What lines of the data include the string "with"? Copy them all.

Dataset listings of figures

+++

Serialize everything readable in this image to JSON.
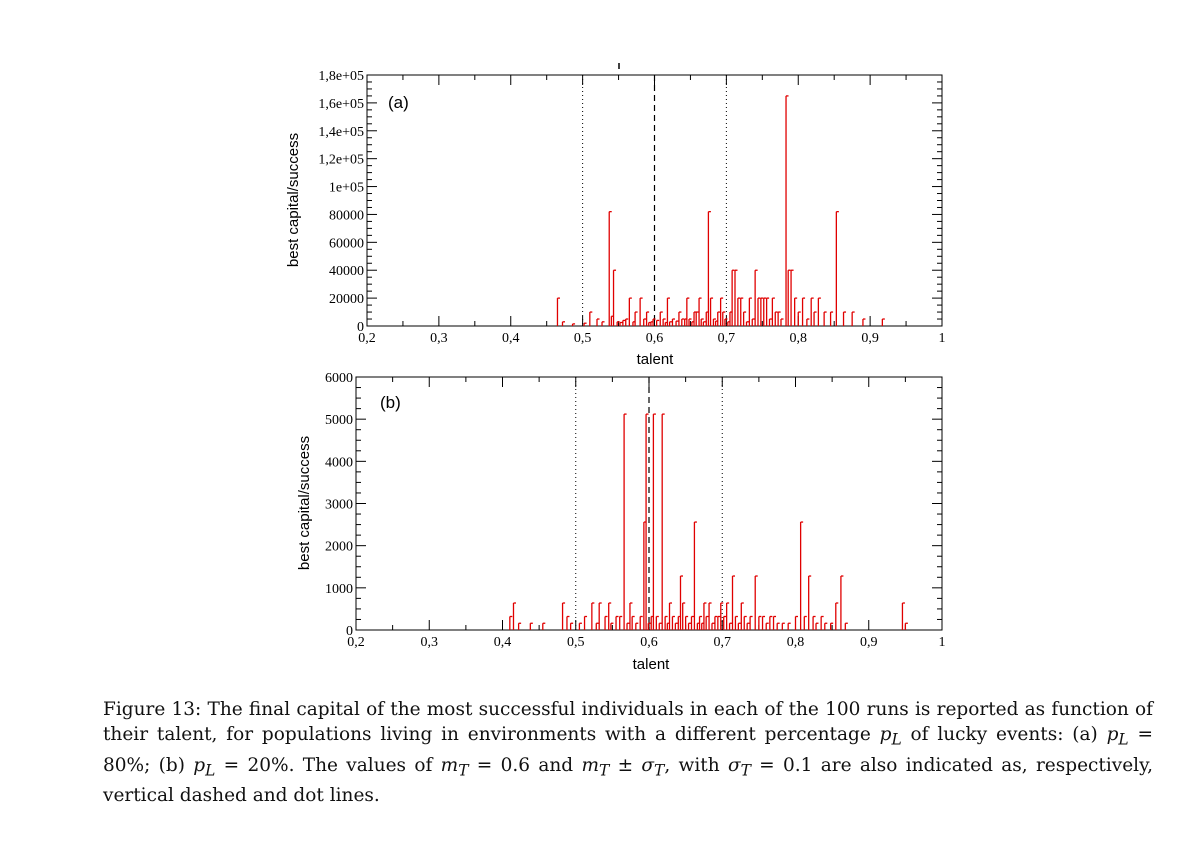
{
  "chart_data": [
    {
      "type": "bar",
      "panel_label": "(a)",
      "xlabel": "talent",
      "ylabel": "best capital/success",
      "xlim": [
        0.2,
        1.0
      ],
      "ylim": [
        0,
        180000
      ],
      "x_tick_labels": [
        "0,2",
        "0,3",
        "0,4",
        "0,5",
        "0,6",
        "0,7",
        "0,8",
        "0,9",
        "1"
      ],
      "y_tick_labels": [
        "0",
        "20000",
        "40000",
        "60000",
        "80000",
        "1e+05",
        "1,2e+05",
        "1,4e+05",
        "1,6e+05",
        "1,8e+05"
      ],
      "reference_lines": {
        "mean": 0.6,
        "mean_minus_sigma": 0.5,
        "mean_plus_sigma": 0.7
      },
      "points": [
        [
          0.465,
          20000
        ],
        [
          0.472,
          3000
        ],
        [
          0.486,
          1500
        ],
        [
          0.502,
          2000
        ],
        [
          0.51,
          10000
        ],
        [
          0.52,
          5000
        ],
        [
          0.527,
          3000
        ],
        [
          0.537,
          82000
        ],
        [
          0.54,
          7000
        ],
        [
          0.543,
          40000
        ],
        [
          0.548,
          3000
        ],
        [
          0.552,
          2500
        ],
        [
          0.556,
          4000
        ],
        [
          0.56,
          5000
        ],
        [
          0.565,
          20000
        ],
        [
          0.57,
          3000
        ],
        [
          0.573,
          10000
        ],
        [
          0.58,
          20000
        ],
        [
          0.585,
          5000
        ],
        [
          0.589,
          10000
        ],
        [
          0.592,
          2500
        ],
        [
          0.595,
          3000
        ],
        [
          0.598,
          5000
        ],
        [
          0.603,
          4000
        ],
        [
          0.608,
          10000
        ],
        [
          0.612,
          5000
        ],
        [
          0.615,
          2500
        ],
        [
          0.618,
          20000
        ],
        [
          0.621,
          3000
        ],
        [
          0.625,
          5000
        ],
        [
          0.63,
          3500
        ],
        [
          0.634,
          10000
        ],
        [
          0.638,
          5000
        ],
        [
          0.642,
          5000
        ],
        [
          0.645,
          20000
        ],
        [
          0.648,
          5000
        ],
        [
          0.652,
          3000
        ],
        [
          0.655,
          10000
        ],
        [
          0.658,
          10000
        ],
        [
          0.662,
          20000
        ],
        [
          0.665,
          5000
        ],
        [
          0.668,
          3000
        ],
        [
          0.672,
          10000
        ],
        [
          0.675,
          82000
        ],
        [
          0.678,
          20000
        ],
        [
          0.682,
          5000
        ],
        [
          0.685,
          3500
        ],
        [
          0.688,
          10000
        ],
        [
          0.692,
          20000
        ],
        [
          0.695,
          10000
        ],
        [
          0.698,
          5000
        ],
        [
          0.702,
          3000
        ],
        [
          0.705,
          10000
        ],
        [
          0.708,
          40000
        ],
        [
          0.712,
          40000
        ],
        [
          0.716,
          20000
        ],
        [
          0.72,
          20000
        ],
        [
          0.724,
          10000
        ],
        [
          0.728,
          3000
        ],
        [
          0.732,
          20000
        ],
        [
          0.736,
          5000
        ],
        [
          0.74,
          40000
        ],
        [
          0.744,
          20000
        ],
        [
          0.748,
          20000
        ],
        [
          0.752,
          20000
        ],
        [
          0.756,
          20000
        ],
        [
          0.76,
          5000
        ],
        [
          0.764,
          20000
        ],
        [
          0.768,
          10000
        ],
        [
          0.772,
          10000
        ],
        [
          0.776,
          5000
        ],
        [
          0.783,
          165000
        ],
        [
          0.786,
          40000
        ],
        [
          0.79,
          40000
        ],
        [
          0.795,
          20000
        ],
        [
          0.8,
          10000
        ],
        [
          0.806,
          20000
        ],
        [
          0.812,
          5000
        ],
        [
          0.818,
          20000
        ],
        [
          0.822,
          10000
        ],
        [
          0.828,
          20000
        ],
        [
          0.836,
          10000
        ],
        [
          0.845,
          10000
        ],
        [
          0.853,
          82000
        ],
        [
          0.863,
          10000
        ],
        [
          0.875,
          10000
        ],
        [
          0.89,
          5000
        ],
        [
          0.917,
          5000
        ]
      ]
    },
    {
      "type": "bar",
      "panel_label": "(b)",
      "xlabel": "talent",
      "ylabel": "best capital/success",
      "xlim": [
        0.2,
        1.0
      ],
      "ylim": [
        0,
        6000
      ],
      "x_tick_labels": [
        "0,2",
        "0,3",
        "0,4",
        "0,5",
        "0,6",
        "0,7",
        "0,8",
        "0,9",
        "1"
      ],
      "y_tick_labels": [
        "0",
        "1000",
        "2000",
        "3000",
        "4000",
        "5000",
        "6000"
      ],
      "reference_lines": {
        "mean": 0.6,
        "mean_minus_sigma": 0.5,
        "mean_plus_sigma": 0.7
      },
      "points": [
        [
          0.41,
          320
        ],
        [
          0.415,
          640
        ],
        [
          0.422,
          160
        ],
        [
          0.438,
          160
        ],
        [
          0.455,
          160
        ],
        [
          0.482,
          640
        ],
        [
          0.488,
          320
        ],
        [
          0.493,
          160
        ],
        [
          0.505,
          160
        ],
        [
          0.512,
          320
        ],
        [
          0.522,
          640
        ],
        [
          0.528,
          160
        ],
        [
          0.532,
          640
        ],
        [
          0.54,
          320
        ],
        [
          0.545,
          640
        ],
        [
          0.548,
          160
        ],
        [
          0.555,
          320
        ],
        [
          0.56,
          320
        ],
        [
          0.566,
          5120
        ],
        [
          0.57,
          160
        ],
        [
          0.574,
          640
        ],
        [
          0.577,
          320
        ],
        [
          0.582,
          160
        ],
        [
          0.588,
          320
        ],
        [
          0.593,
          2560
        ],
        [
          0.596,
          5120
        ],
        [
          0.599,
          160
        ],
        [
          0.603,
          320
        ],
        [
          0.606,
          5120
        ],
        [
          0.61,
          320
        ],
        [
          0.614,
          160
        ],
        [
          0.618,
          5120
        ],
        [
          0.622,
          320
        ],
        [
          0.625,
          160
        ],
        [
          0.628,
          640
        ],
        [
          0.632,
          320
        ],
        [
          0.636,
          160
        ],
        [
          0.64,
          320
        ],
        [
          0.643,
          1280
        ],
        [
          0.646,
          640
        ],
        [
          0.65,
          320
        ],
        [
          0.654,
          160
        ],
        [
          0.658,
          320
        ],
        [
          0.662,
          2560
        ],
        [
          0.666,
          160
        ],
        [
          0.669,
          320
        ],
        [
          0.672,
          160
        ],
        [
          0.675,
          640
        ],
        [
          0.678,
          320
        ],
        [
          0.682,
          640
        ],
        [
          0.686,
          160
        ],
        [
          0.69,
          320
        ],
        [
          0.694,
          320
        ],
        [
          0.698,
          640
        ],
        [
          0.702,
          320
        ],
        [
          0.706,
          640
        ],
        [
          0.71,
          160
        ],
        [
          0.714,
          1280
        ],
        [
          0.718,
          320
        ],
        [
          0.722,
          160
        ],
        [
          0.726,
          640
        ],
        [
          0.73,
          320
        ],
        [
          0.734,
          160
        ],
        [
          0.738,
          320
        ],
        [
          0.745,
          1280
        ],
        [
          0.75,
          320
        ],
        [
          0.755,
          320
        ],
        [
          0.76,
          160
        ],
        [
          0.765,
          320
        ],
        [
          0.77,
          320
        ],
        [
          0.775,
          160
        ],
        [
          0.782,
          160
        ],
        [
          0.79,
          160
        ],
        [
          0.8,
          320
        ],
        [
          0.807,
          2560
        ],
        [
          0.812,
          320
        ],
        [
          0.818,
          1280
        ],
        [
          0.824,
          320
        ],
        [
          0.828,
          160
        ],
        [
          0.835,
          320
        ],
        [
          0.84,
          160
        ],
        [
          0.848,
          160
        ],
        [
          0.855,
          640
        ],
        [
          0.862,
          1280
        ],
        [
          0.868,
          160
        ],
        [
          0.946,
          640
        ],
        [
          0.95,
          160
        ]
      ]
    }
  ],
  "caption": {
    "figure_label": "Figure 13:",
    "text": "The final capital of the most successful individuals in each of the 100 runs is reported as function of their talent, for populations living in environments with a different percentage",
    "text_lucky": "of lucky events: (a)",
    "value_a": "= 80%; (b)",
    "value_b": "= 20%. The values of",
    "mt_value": "= 0.6 and",
    "with": ", with",
    "sigma_value": "= 0.1 are also indicated as, respectively, vertical dashed and dot lines."
  }
}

+++

--- Solution for this task ---
    "text": "The final capital of the most successful individuals in each of the 100 runs is reported as function of their talent, for populations living in environments with a different percentage",
    "with": ", with",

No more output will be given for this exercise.